(Data excerpts)
— Begin —

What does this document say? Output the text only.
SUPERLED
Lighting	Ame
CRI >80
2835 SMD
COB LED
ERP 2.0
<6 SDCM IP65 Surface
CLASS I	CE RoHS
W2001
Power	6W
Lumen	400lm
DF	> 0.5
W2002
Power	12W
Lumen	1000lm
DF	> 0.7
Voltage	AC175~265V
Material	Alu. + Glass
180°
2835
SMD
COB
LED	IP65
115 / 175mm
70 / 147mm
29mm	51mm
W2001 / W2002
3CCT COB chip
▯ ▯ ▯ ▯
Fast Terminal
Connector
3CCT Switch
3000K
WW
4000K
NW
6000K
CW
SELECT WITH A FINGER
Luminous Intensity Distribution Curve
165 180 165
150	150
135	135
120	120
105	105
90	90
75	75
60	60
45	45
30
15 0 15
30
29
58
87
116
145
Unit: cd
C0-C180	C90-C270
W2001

— End —

PROBLEM REQUIREMENTS: The listing above should be transcribed in full, exactly as written.

THE SOLUTION:
What does this document say? Output the text only.
SUPERLED
Lighting	Ame
CRI >80
2835 SMD
COB LED
ERP 2.0
<6 SDCM IP65 Surface
CLASS I	CE RoHS
W2001
Power	6W
Lumen	400lm
DF	> 0.5
W2002
Power	12W
Lumen	1000lm
DF	> 0.7
Voltage	AC175~265V
Material	Alu. + Glass
180°
2835
SMD
COB
LED	IP65
115 / 175mm
70 / 147mm
29mm	51mm
W2001 / W2002
3CCT COB chip
▯ ▯ ▯ ▯
Fast Terminal
Connector
3CCT Switch
3000K
WW
4000K
NW
6000K
CW
SELECT WITH A FINGER
Luminous Intensity Distribution Curve
165 180 165
150	150
135	135
120	120
105	105
90	90
75	75
60	60
45	45
30
15 0 15
30
29
58
87
116
145
Unit: cd
C0-C180	C90-C270
W2001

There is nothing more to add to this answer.